*Records for this task*.
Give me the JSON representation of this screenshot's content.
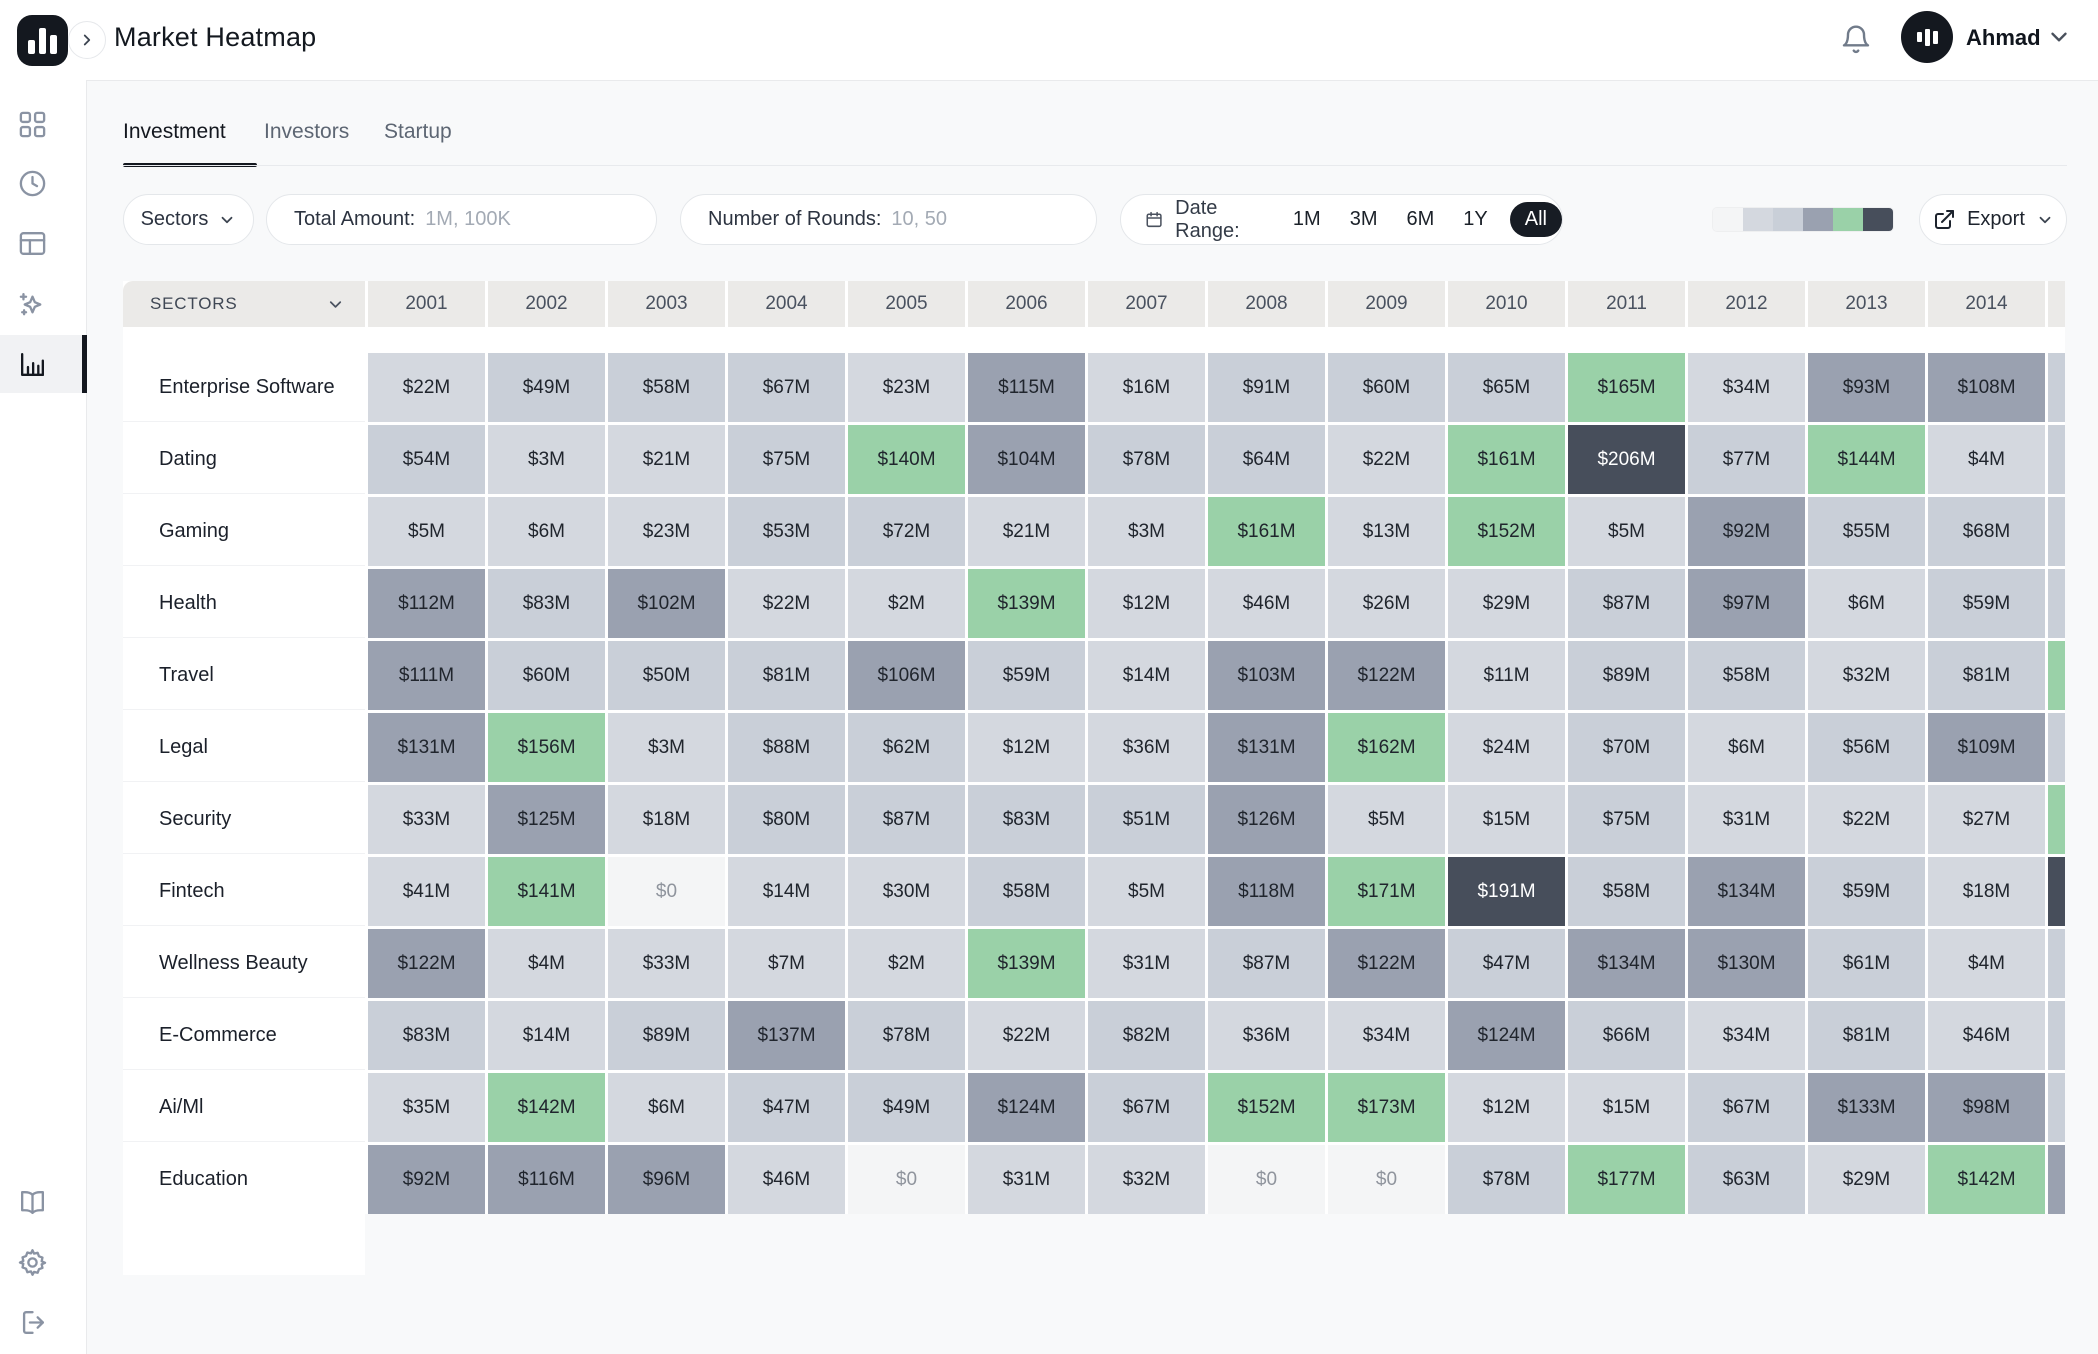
{
  "header": {
    "title": "Market Heatmap",
    "user_name": "Ahmad",
    "icons": [
      "app-logo-bar-chart",
      "collapse-chevron",
      "notification-bell",
      "user-avatar-bar-chart",
      "chevron-down"
    ]
  },
  "sidebar": {
    "top_items": [
      {
        "icon": "dashboard-grid-icon",
        "active": false
      },
      {
        "icon": "history-clock-icon",
        "active": false
      },
      {
        "icon": "layout-table-icon",
        "active": false
      },
      {
        "icon": "sparkles-icon",
        "active": false
      },
      {
        "icon": "bar-chart-icon",
        "active": true
      }
    ],
    "bottom_items": [
      {
        "icon": "book-icon"
      },
      {
        "icon": "settings-gear-icon"
      },
      {
        "icon": "logout-icon"
      }
    ]
  },
  "tabs": [
    {
      "label": "Investment",
      "active": true
    },
    {
      "label": "Investors",
      "active": false
    },
    {
      "label": "Startup",
      "active": false
    }
  ],
  "filters": {
    "sectors_label": "Sectors",
    "total_amount_label": "Total Amount:",
    "total_amount_placeholder": "1M, 100K",
    "rounds_label": "Number of Rounds:",
    "rounds_placeholder": "10, 50",
    "date_range_label": "Date Range:",
    "date_options": [
      "1M",
      "3M",
      "6M",
      "1Y",
      "All"
    ],
    "date_selected": "All",
    "export_label": "Export"
  },
  "legend": {
    "colors": [
      "#f4f5f6",
      "#d4d8df",
      "#c9cfd8",
      "#9aa1b0",
      "#9ad1a8",
      "#474e5b"
    ]
  },
  "chart_data": {
    "type": "heatmap",
    "title": "Market Heatmap",
    "value_format": "$<v>M",
    "columns_header_label": "SECTORS",
    "x": [
      "2001",
      "2002",
      "2003",
      "2004",
      "2005",
      "2006",
      "2007",
      "2008",
      "2009",
      "2010",
      "2011",
      "2012",
      "2013",
      "2014"
    ],
    "color_scale": {
      "zero": "#f4f5f6",
      "low": "#d4d8df",
      "midlow": "#c9cfd8",
      "mid": "#9aa1b0",
      "high": "#9ad1a8",
      "top": "#474e5b",
      "bucket_thresholds_musd": [
        0,
        46,
        91,
        137,
        183
      ]
    },
    "rows": [
      {
        "sector": "Enterprise Software",
        "values": [
          22,
          49,
          58,
          67,
          23,
          115,
          16,
          91,
          60,
          65,
          165,
          34,
          93,
          108
        ],
        "partial_next_col": "midlow"
      },
      {
        "sector": "Dating",
        "values": [
          54,
          3,
          21,
          75,
          140,
          104,
          78,
          64,
          22,
          161,
          206,
          77,
          144,
          4
        ],
        "partial_next_col": "midlow"
      },
      {
        "sector": "Gaming",
        "values": [
          5,
          6,
          23,
          53,
          72,
          21,
          3,
          161,
          13,
          152,
          5,
          92,
          55,
          68
        ],
        "partial_next_col": "midlow"
      },
      {
        "sector": "Health",
        "values": [
          112,
          83,
          102,
          22,
          2,
          139,
          12,
          46,
          26,
          29,
          87,
          97,
          6,
          59
        ],
        "partial_next_col": "midlow"
      },
      {
        "sector": "Travel",
        "values": [
          111,
          60,
          50,
          81,
          106,
          59,
          14,
          103,
          122,
          11,
          89,
          58,
          32,
          81
        ],
        "partial_next_col": "high"
      },
      {
        "sector": "Legal",
        "values": [
          131,
          156,
          3,
          88,
          62,
          12,
          36,
          131,
          162,
          24,
          70,
          6,
          56,
          109
        ],
        "partial_next_col": "midlow"
      },
      {
        "sector": "Security",
        "values": [
          33,
          125,
          18,
          80,
          87,
          83,
          51,
          126,
          5,
          15,
          75,
          31,
          22,
          27
        ],
        "partial_next_col": "high"
      },
      {
        "sector": "Fintech",
        "values": [
          41,
          141,
          0,
          14,
          30,
          58,
          5,
          118,
          171,
          191,
          58,
          134,
          59,
          18
        ],
        "partial_next_col": "top"
      },
      {
        "sector": "Wellness Beauty",
        "values": [
          122,
          4,
          33,
          7,
          2,
          139,
          31,
          87,
          122,
          47,
          134,
          130,
          61,
          4
        ],
        "partial_next_col": "midlow"
      },
      {
        "sector": "E-Commerce",
        "values": [
          83,
          14,
          89,
          137,
          78,
          22,
          82,
          36,
          34,
          124,
          66,
          34,
          81,
          46
        ],
        "partial_next_col": "midlow"
      },
      {
        "sector": "Ai/Ml",
        "values": [
          35,
          142,
          6,
          47,
          49,
          124,
          67,
          152,
          173,
          12,
          15,
          67,
          133,
          98
        ],
        "partial_next_col": "midlow"
      },
      {
        "sector": "Education",
        "values": [
          92,
          116,
          96,
          46,
          0,
          31,
          32,
          0,
          0,
          78,
          177,
          63,
          29,
          142
        ],
        "partial_next_col": "mid"
      }
    ]
  }
}
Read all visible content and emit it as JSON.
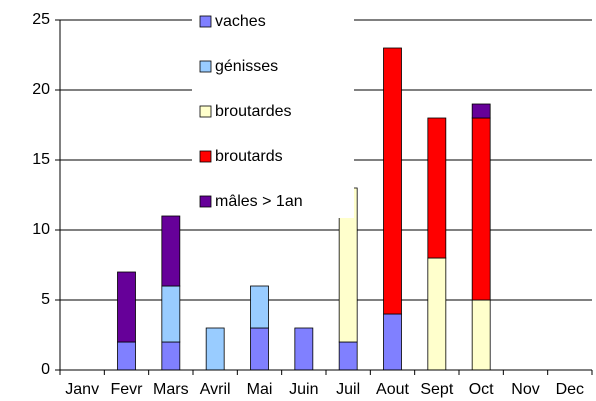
{
  "chart_data": {
    "type": "stacked_bar",
    "categories": [
      "Janv",
      "Fevr",
      "Mars",
      "Avril",
      "Mai",
      "Juin",
      "Juil",
      "Aout",
      "Sept",
      "Oct",
      "Nov",
      "Dec"
    ],
    "series": [
      {
        "name": "vaches",
        "color": "#8080ff",
        "values": [
          0,
          2,
          2,
          0,
          3,
          3,
          2,
          4,
          0,
          0,
          0,
          0
        ]
      },
      {
        "name": "génisses",
        "color": "#99ccff",
        "values": [
          0,
          0,
          4,
          3,
          3,
          0,
          0,
          0,
          0,
          0,
          0,
          0
        ]
      },
      {
        "name": "broutardes",
        "color": "#ffffcc",
        "values": [
          0,
          0,
          0,
          0,
          0,
          0,
          11,
          0,
          8,
          5,
          0,
          0
        ]
      },
      {
        "name": "broutards",
        "color": "#ff0000",
        "values": [
          0,
          0,
          0,
          0,
          0,
          0,
          0,
          19,
          10,
          13,
          0,
          0
        ]
      },
      {
        "name": "mâles > 1an",
        "color": "#660099",
        "values": [
          0,
          5,
          5,
          0,
          0,
          0,
          0,
          0,
          0,
          1,
          0,
          0
        ]
      }
    ],
    "ylim": [
      0,
      25
    ],
    "yticks": [
      0,
      5,
      10,
      15,
      20,
      25
    ],
    "grid": true
  }
}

*Exercise objective*. Reproduce the listing word for word and omit its pictures.

*Worked answer*.
Give me the JSON representation of this screenshot's content.
{
  "header": {
    "title": "Market Heatmap",
    "user_name": "Ahmad",
    "icons": [
      "app-logo-bar-chart",
      "collapse-chevron",
      "notification-bell",
      "user-avatar-bar-chart",
      "chevron-down"
    ]
  },
  "sidebar": {
    "top_items": [
      {
        "icon": "dashboard-grid-icon",
        "active": false
      },
      {
        "icon": "history-clock-icon",
        "active": false
      },
      {
        "icon": "layout-table-icon",
        "active": false
      },
      {
        "icon": "sparkles-icon",
        "active": false
      },
      {
        "icon": "bar-chart-icon",
        "active": true
      }
    ],
    "bottom_items": [
      {
        "icon": "book-icon"
      },
      {
        "icon": "settings-gear-icon"
      },
      {
        "icon": "logout-icon"
      }
    ]
  },
  "tabs": [
    {
      "label": "Investment",
      "active": true
    },
    {
      "label": "Investors",
      "active": false
    },
    {
      "label": "Startup",
      "active": false
    }
  ],
  "filters": {
    "sectors_label": "Sectors",
    "total_amount_label": "Total Amount:",
    "total_amount_placeholder": "1M, 100K",
    "rounds_label": "Number of Rounds:",
    "rounds_placeholder": "10, 50",
    "date_range_label": "Date Range:",
    "date_options": [
      "1M",
      "3M",
      "6M",
      "1Y",
      "All"
    ],
    "date_selected": "All",
    "export_label": "Export"
  },
  "legend": {
    "colors": [
      "#f4f5f6",
      "#d4d8df",
      "#c9cfd8",
      "#9aa1b0",
      "#9ad1a8",
      "#474e5b"
    ]
  },
  "chart_data": {
    "type": "heatmap",
    "title": "Market Heatmap",
    "value_format": "$<v>M",
    "columns_header_label": "SECTORS",
    "x": [
      "2001",
      "2002",
      "2003",
      "2004",
      "2005",
      "2006",
      "2007",
      "2008",
      "2009",
      "2010",
      "2011",
      "2012",
      "2013",
      "2014"
    ],
    "color_scale": {
      "zero": "#f4f5f6",
      "low": "#d4d8df",
      "midlow": "#c9cfd8",
      "mid": "#9aa1b0",
      "high": "#9ad1a8",
      "top": "#474e5b",
      "bucket_thresholds_musd": [
        0,
        46,
        91,
        137,
        183
      ]
    },
    "rows": [
      {
        "sector": "Enterprise Software",
        "values": [
          22,
          49,
          58,
          67,
          23,
          115,
          16,
          91,
          60,
          65,
          165,
          34,
          93,
          108
        ],
        "partial_next_col": "midlow"
      },
      {
        "sector": "Dating",
        "values": [
          54,
          3,
          21,
          75,
          140,
          104,
          78,
          64,
          22,
          161,
          206,
          77,
          144,
          4
        ],
        "partial_next_col": "midlow"
      },
      {
        "sector": "Gaming",
        "values": [
          5,
          6,
          23,
          53,
          72,
          21,
          3,
          161,
          13,
          152,
          5,
          92,
          55,
          68
        ],
        "partial_next_col": "midlow"
      },
      {
        "sector": "Health",
        "values": [
          112,
          83,
          102,
          22,
          2,
          139,
          12,
          46,
          26,
          29,
          87,
          97,
          6,
          59
        ],
        "partial_next_col": "midlow"
      },
      {
        "sector": "Travel",
        "values": [
          111,
          60,
          50,
          81,
          106,
          59,
          14,
          103,
          122,
          11,
          89,
          58,
          32,
          81
        ],
        "partial_next_col": "high"
      },
      {
        "sector": "Legal",
        "values": [
          131,
          156,
          3,
          88,
          62,
          12,
          36,
          131,
          162,
          24,
          70,
          6,
          56,
          109
        ],
        "partial_next_col": "midlow"
      },
      {
        "sector": "Security",
        "values": [
          33,
          125,
          18,
          80,
          87,
          83,
          51,
          126,
          5,
          15,
          75,
          31,
          22,
          27
        ],
        "partial_next_col": "high"
      },
      {
        "sector": "Fintech",
        "values": [
          41,
          141,
          0,
          14,
          30,
          58,
          5,
          118,
          171,
          191,
          58,
          134,
          59,
          18
        ],
        "partial_next_col": "top"
      },
      {
        "sector": "Wellness Beauty",
        "values": [
          122,
          4,
          33,
          7,
          2,
          139,
          31,
          87,
          122,
          47,
          134,
          130,
          61,
          4
        ],
        "partial_next_col": "midlow"
      },
      {
        "sector": "E-Commerce",
        "values": [
          83,
          14,
          89,
          137,
          78,
          22,
          82,
          36,
          34,
          124,
          66,
          34,
          81,
          46
        ],
        "partial_next_col": "midlow"
      },
      {
        "sector": "Ai/Ml",
        "values": [
          35,
          142,
          6,
          47,
          49,
          124,
          67,
          152,
          173,
          12,
          15,
          67,
          133,
          98
        ],
        "partial_next_col": "midlow"
      },
      {
        "sector": "Education",
        "values": [
          92,
          116,
          96,
          46,
          0,
          31,
          32,
          0,
          0,
          78,
          177,
          63,
          29,
          142
        ],
        "partial_next_col": "mid"
      }
    ]
  }
}
Read all visible content and emit it as JSON.
{
  "chart_data": {
    "type": "stacked_bar",
    "categories": [
      "Janv",
      "Fevr",
      "Mars",
      "Avril",
      "Mai",
      "Juin",
      "Juil",
      "Aout",
      "Sept",
      "Oct",
      "Nov",
      "Dec"
    ],
    "series": [
      {
        "name": "vaches",
        "color": "#8080ff",
        "values": [
          0,
          2,
          2,
          0,
          3,
          3,
          2,
          4,
          0,
          0,
          0,
          0
        ]
      },
      {
        "name": "génisses",
        "color": "#99ccff",
        "values": [
          0,
          0,
          4,
          3,
          3,
          0,
          0,
          0,
          0,
          0,
          0,
          0
        ]
      },
      {
        "name": "broutardes",
        "color": "#ffffcc",
        "values": [
          0,
          0,
          0,
          0,
          0,
          0,
          11,
          0,
          8,
          5,
          0,
          0
        ]
      },
      {
        "name": "broutards",
        "color": "#ff0000",
        "values": [
          0,
          0,
          0,
          0,
          0,
          0,
          0,
          19,
          10,
          13,
          0,
          0
        ]
      },
      {
        "name": "mâles > 1an",
        "color": "#660099",
        "values": [
          0,
          5,
          5,
          0,
          0,
          0,
          0,
          0,
          0,
          1,
          0,
          0
        ]
      }
    ],
    "ylim": [
      0,
      25
    ],
    "yticks": [
      0,
      5,
      10,
      15,
      20,
      25
    ],
    "grid": true
  }
}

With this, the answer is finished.